What you are asked to do:
Swap "interactable" for "clickable" throughout the data below and reproduce every line with nothing else altered.

— start of Source material —

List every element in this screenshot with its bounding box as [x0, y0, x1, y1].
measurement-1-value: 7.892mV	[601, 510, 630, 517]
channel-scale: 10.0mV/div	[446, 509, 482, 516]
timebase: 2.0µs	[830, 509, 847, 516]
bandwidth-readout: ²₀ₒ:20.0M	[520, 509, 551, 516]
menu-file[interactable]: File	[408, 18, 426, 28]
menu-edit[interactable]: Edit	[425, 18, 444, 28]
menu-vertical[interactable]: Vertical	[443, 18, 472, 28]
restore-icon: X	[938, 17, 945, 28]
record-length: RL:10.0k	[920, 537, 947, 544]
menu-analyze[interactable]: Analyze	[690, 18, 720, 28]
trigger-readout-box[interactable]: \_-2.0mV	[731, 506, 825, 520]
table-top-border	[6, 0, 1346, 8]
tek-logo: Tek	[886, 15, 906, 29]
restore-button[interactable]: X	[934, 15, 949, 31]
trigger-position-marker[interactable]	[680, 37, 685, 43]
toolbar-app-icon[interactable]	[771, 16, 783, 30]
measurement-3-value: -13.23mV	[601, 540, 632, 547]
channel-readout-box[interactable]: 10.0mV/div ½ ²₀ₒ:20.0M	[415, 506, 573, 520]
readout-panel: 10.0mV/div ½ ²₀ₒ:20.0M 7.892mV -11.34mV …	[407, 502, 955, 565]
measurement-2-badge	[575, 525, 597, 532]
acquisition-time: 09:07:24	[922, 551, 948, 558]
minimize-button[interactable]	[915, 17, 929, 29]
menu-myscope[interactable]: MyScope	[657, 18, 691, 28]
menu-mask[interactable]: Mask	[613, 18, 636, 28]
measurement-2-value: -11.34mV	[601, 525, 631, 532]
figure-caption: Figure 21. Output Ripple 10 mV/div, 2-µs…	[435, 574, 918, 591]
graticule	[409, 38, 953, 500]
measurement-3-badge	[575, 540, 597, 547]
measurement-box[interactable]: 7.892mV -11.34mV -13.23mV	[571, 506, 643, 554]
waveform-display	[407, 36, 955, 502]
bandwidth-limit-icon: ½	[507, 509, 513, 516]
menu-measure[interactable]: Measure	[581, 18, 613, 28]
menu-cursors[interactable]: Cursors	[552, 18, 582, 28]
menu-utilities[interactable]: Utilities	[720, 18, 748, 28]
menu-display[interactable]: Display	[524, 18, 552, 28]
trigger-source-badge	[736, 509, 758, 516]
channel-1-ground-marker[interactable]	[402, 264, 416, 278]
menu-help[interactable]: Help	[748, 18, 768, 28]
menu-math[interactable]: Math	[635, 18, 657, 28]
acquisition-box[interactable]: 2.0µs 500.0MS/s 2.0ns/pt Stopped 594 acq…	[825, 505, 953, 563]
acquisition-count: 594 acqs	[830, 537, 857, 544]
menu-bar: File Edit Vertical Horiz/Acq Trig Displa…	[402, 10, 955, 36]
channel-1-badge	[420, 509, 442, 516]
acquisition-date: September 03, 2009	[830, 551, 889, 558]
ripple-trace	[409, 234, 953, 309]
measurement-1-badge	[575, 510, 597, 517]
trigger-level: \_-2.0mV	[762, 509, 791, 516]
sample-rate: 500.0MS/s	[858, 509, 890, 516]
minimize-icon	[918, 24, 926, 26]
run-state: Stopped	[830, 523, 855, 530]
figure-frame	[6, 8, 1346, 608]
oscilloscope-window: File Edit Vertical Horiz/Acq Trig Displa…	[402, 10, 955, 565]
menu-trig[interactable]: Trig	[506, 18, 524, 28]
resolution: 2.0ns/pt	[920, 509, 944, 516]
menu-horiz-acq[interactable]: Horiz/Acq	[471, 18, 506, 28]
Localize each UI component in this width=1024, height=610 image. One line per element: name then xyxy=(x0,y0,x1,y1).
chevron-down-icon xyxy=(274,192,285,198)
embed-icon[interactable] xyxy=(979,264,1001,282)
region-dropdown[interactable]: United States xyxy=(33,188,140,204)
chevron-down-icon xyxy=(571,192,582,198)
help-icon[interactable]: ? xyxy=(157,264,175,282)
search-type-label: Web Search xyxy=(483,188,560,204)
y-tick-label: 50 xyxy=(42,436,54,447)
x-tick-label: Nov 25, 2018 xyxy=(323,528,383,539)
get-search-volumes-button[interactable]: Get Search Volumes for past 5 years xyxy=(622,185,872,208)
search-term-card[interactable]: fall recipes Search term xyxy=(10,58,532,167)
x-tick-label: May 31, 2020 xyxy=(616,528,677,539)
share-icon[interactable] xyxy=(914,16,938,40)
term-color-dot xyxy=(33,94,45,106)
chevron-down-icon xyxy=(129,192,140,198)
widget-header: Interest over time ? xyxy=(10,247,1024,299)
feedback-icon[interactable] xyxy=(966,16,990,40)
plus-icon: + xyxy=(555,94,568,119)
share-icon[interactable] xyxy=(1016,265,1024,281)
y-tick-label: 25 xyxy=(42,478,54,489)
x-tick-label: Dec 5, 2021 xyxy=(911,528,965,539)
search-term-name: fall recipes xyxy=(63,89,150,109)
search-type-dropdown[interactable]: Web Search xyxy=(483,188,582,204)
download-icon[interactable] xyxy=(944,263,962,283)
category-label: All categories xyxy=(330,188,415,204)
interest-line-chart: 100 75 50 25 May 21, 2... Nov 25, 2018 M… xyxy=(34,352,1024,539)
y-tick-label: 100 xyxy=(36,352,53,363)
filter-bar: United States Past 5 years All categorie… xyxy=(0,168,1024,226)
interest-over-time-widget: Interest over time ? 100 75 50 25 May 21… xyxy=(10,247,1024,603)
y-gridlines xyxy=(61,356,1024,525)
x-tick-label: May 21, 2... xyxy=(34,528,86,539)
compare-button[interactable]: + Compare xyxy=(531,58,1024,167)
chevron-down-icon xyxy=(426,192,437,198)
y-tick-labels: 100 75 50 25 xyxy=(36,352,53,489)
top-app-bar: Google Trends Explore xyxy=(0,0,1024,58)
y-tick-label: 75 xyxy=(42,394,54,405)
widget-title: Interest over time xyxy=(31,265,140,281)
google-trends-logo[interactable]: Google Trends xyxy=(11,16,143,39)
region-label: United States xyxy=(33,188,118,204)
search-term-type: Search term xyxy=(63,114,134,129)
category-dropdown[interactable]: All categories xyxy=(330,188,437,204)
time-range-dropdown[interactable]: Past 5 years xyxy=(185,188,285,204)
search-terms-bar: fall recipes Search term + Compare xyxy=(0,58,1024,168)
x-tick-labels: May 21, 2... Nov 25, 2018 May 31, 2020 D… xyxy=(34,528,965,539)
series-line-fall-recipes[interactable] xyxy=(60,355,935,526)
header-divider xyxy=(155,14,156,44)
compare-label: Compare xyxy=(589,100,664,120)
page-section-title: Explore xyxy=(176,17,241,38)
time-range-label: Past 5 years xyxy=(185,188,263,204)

— end of Source material —

Solution to this problem:
List every element in this screenshot with its bounding box as [x0, y0, x1, y1].
measurement-1-value: 7.892mV	[601, 510, 630, 517]
channel-scale: 10.0mV/div	[446, 509, 482, 516]
timebase: 2.0µs	[830, 509, 847, 516]
bandwidth-readout: ²₀ₒ:20.0M	[520, 509, 551, 516]
menu-file[clickable]: File	[408, 18, 426, 28]
menu-edit[clickable]: Edit	[425, 18, 444, 28]
menu-vertical[clickable]: Vertical	[443, 18, 472, 28]
restore-icon: X	[938, 17, 945, 28]
record-length: RL:10.0k	[920, 537, 947, 544]
menu-analyze[clickable]: Analyze	[690, 18, 720, 28]
trigger-readout-box[clickable]: \_-2.0mV	[731, 506, 825, 520]
table-top-border	[6, 0, 1346, 8]
tek-logo: Tek	[886, 15, 906, 29]
restore-button[clickable]: X	[934, 15, 949, 31]
trigger-position-marker[clickable]	[680, 37, 685, 43]
toolbar-app-icon[clickable]	[771, 16, 783, 30]
measurement-3-value: -13.23mV	[601, 540, 632, 547]
channel-readout-box[clickable]: 10.0mV/div ½ ²₀ₒ:20.0M	[415, 506, 573, 520]
readout-panel: 10.0mV/div ½ ²₀ₒ:20.0M 7.892mV -11.34mV …	[407, 502, 955, 565]
measurement-2-badge	[575, 525, 597, 532]
acquisition-time: 09:07:24	[922, 551, 948, 558]
minimize-button[clickable]	[915, 17, 929, 29]
menu-myscope[clickable]: MyScope	[657, 18, 691, 28]
menu-mask[clickable]: Mask	[613, 18, 636, 28]
measurement-2-value: -11.34mV	[601, 525, 631, 532]
figure-caption: Figure 21. Output Ripple 10 mV/div, 2-µs…	[435, 574, 918, 591]
graticule	[409, 38, 953, 500]
measurement-3-badge	[575, 540, 597, 547]
measurement-box[clickable]: 7.892mV -11.34mV -13.23mV	[571, 506, 643, 554]
waveform-display	[407, 36, 955, 502]
bandwidth-limit-icon: ½	[507, 509, 513, 516]
menu-measure[clickable]: Measure	[581, 18, 613, 28]
menu-cursors[clickable]: Cursors	[552, 18, 582, 28]
menu-utilities[clickable]: Utilities	[720, 18, 748, 28]
menu-display[clickable]: Display	[524, 18, 552, 28]
trigger-source-badge	[736, 509, 758, 516]
channel-1-ground-marker[clickable]	[402, 264, 416, 278]
menu-help[clickable]: Help	[748, 18, 768, 28]
menu-math[clickable]: Math	[635, 18, 657, 28]
acquisition-box[clickable]: 2.0µs 500.0MS/s 2.0ns/pt Stopped 594 acq…	[825, 505, 953, 563]
acquisition-count: 594 acqs	[830, 537, 857, 544]
menu-bar: File Edit Vertical Horiz/Acq Trig Displa…	[402, 10, 955, 36]
channel-1-badge	[420, 509, 442, 516]
acquisition-date: September 03, 2009	[830, 551, 889, 558]
ripple-trace	[409, 234, 953, 309]
measurement-1-badge	[575, 510, 597, 517]
trigger-level: \_-2.0mV	[762, 509, 791, 516]
sample-rate: 500.0MS/s	[858, 509, 890, 516]
minimize-icon	[918, 24, 926, 26]
run-state: Stopped	[830, 523, 855, 530]
figure-frame	[6, 8, 1346, 608]
oscilloscope-window: File Edit Vertical Horiz/Acq Trig Displa…	[402, 10, 955, 565]
menu-trig[clickable]: Trig	[506, 18, 524, 28]
resolution: 2.0ns/pt	[920, 509, 944, 516]
menu-horiz-acq[clickable]: Horiz/Acq	[471, 18, 506, 28]
Localize each UI component in this width=1024, height=610 image. One line per element: name then xyxy=(x0,y0,x1,y1).
chevron-down-icon xyxy=(274,192,285,198)
embed-icon[clickable] xyxy=(979,264,1001,282)
region-dropdown[clickable]: United States xyxy=(33,188,140,204)
chevron-down-icon xyxy=(571,192,582,198)
help-icon[clickable]: ? xyxy=(157,264,175,282)
search-type-label: Web Search xyxy=(483,188,560,204)
y-tick-label: 50 xyxy=(42,436,54,447)
x-tick-label: Nov 25, 2018 xyxy=(323,528,383,539)
get-search-volumes-button[clickable]: Get Search Volumes for past 5 years xyxy=(622,185,872,208)
search-term-card[clickable]: fall recipes Search term xyxy=(10,58,532,167)
x-tick-label: May 31, 2020 xyxy=(616,528,677,539)
share-icon[clickable] xyxy=(914,16,938,40)
term-color-dot xyxy=(33,94,45,106)
chevron-down-icon xyxy=(129,192,140,198)
widget-header: Interest over time ? xyxy=(10,247,1024,299)
feedback-icon[clickable] xyxy=(966,16,990,40)
plus-icon: + xyxy=(555,94,568,119)
share-icon[clickable] xyxy=(1016,265,1024,281)
y-tick-label: 25 xyxy=(42,478,54,489)
x-tick-label: Dec 5, 2021 xyxy=(911,528,965,539)
search-term-name: fall recipes xyxy=(63,89,150,109)
search-type-dropdown[clickable]: Web Search xyxy=(483,188,582,204)
download-icon[clickable] xyxy=(944,263,962,283)
category-label: All categories xyxy=(330,188,415,204)
interest-line-chart: 100 75 50 25 May 21, 2... Nov 25, 2018 M… xyxy=(34,352,1024,539)
y-tick-label: 100 xyxy=(36,352,53,363)
filter-bar: United States Past 5 years All categorie… xyxy=(0,168,1024,226)
interest-over-time-widget: Interest over time ? 100 75 50 25 May 21… xyxy=(10,247,1024,603)
y-gridlines xyxy=(61,356,1024,525)
x-tick-label: May 21, 2... xyxy=(34,528,86,539)
compare-button[clickable]: + Compare xyxy=(531,58,1024,167)
chevron-down-icon xyxy=(426,192,437,198)
y-tick-labels: 100 75 50 25 xyxy=(36,352,53,489)
top-app-bar: Google Trends Explore xyxy=(0,0,1024,58)
y-tick-label: 75 xyxy=(42,394,54,405)
widget-title: Interest over time xyxy=(31,265,140,281)
google-trends-logo[clickable]: Google Trends xyxy=(11,16,143,39)
region-label: United States xyxy=(33,188,118,204)
search-term-type: Search term xyxy=(63,114,134,129)
category-dropdown[clickable]: All categories xyxy=(330,188,437,204)
time-range-dropdown[clickable]: Past 5 years xyxy=(185,188,285,204)
search-terms-bar: fall recipes Search term + Compare xyxy=(0,58,1024,168)
x-tick-labels: May 21, 2... Nov 25, 2018 May 31, 2020 D… xyxy=(34,528,965,539)
series-line-fall-recipes[clickable] xyxy=(60,355,935,526)
header-divider xyxy=(155,14,156,44)
compare-label: Compare xyxy=(589,100,664,120)
page-section-title: Explore xyxy=(176,17,241,38)
time-range-label: Past 5 years xyxy=(185,188,263,204)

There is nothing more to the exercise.